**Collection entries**
──────────

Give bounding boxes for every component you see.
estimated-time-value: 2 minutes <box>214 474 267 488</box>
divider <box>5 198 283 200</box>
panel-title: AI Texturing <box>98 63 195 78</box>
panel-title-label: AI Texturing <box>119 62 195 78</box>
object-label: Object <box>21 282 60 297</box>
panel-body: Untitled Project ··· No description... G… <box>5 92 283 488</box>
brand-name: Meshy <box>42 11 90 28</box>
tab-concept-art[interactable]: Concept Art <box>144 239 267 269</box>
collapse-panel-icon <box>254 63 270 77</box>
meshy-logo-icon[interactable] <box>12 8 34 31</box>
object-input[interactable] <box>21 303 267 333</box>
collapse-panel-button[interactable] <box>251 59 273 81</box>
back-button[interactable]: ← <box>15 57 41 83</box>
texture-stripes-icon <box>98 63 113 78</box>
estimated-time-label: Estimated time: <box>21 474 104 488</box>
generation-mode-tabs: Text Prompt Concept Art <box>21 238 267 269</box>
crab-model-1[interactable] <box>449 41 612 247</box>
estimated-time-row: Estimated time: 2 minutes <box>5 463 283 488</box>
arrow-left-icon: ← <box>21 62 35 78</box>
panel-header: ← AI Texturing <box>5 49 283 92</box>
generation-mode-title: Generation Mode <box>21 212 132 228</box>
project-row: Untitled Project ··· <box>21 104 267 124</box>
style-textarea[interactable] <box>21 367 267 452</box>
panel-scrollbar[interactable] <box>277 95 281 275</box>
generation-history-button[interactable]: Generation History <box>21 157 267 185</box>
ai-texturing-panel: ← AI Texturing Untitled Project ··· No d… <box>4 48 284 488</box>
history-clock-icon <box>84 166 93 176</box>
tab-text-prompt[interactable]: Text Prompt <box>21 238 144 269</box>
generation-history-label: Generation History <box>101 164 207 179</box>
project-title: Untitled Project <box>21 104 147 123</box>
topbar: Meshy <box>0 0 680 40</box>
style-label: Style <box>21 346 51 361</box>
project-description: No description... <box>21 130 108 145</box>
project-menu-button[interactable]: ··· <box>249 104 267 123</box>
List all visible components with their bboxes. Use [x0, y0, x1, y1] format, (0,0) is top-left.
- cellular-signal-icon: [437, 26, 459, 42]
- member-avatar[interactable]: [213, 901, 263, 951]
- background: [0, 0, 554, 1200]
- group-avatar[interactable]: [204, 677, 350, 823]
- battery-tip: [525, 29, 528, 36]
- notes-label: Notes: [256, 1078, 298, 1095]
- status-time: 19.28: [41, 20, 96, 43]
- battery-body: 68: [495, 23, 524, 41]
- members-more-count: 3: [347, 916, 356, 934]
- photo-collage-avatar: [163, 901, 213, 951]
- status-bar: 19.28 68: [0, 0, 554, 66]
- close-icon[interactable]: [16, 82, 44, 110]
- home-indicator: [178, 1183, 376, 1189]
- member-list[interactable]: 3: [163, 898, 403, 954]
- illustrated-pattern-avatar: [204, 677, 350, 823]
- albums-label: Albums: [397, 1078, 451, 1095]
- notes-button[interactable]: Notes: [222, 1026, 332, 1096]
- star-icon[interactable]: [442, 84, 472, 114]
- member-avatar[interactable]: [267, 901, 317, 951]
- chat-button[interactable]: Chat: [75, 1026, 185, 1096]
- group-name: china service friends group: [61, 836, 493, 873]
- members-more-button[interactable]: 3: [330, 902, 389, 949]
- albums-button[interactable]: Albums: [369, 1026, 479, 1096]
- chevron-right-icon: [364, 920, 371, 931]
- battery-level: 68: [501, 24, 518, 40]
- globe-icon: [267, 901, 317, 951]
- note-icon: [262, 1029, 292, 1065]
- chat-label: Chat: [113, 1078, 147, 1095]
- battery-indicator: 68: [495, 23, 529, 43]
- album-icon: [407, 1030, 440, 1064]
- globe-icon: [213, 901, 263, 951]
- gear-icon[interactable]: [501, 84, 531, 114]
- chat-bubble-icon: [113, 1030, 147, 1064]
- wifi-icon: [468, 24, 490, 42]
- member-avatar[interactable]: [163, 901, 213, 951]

──────────

**Your instructions**
How many lines of the listing contain the string "collapse"? Give only the number.

**Answer in full**
2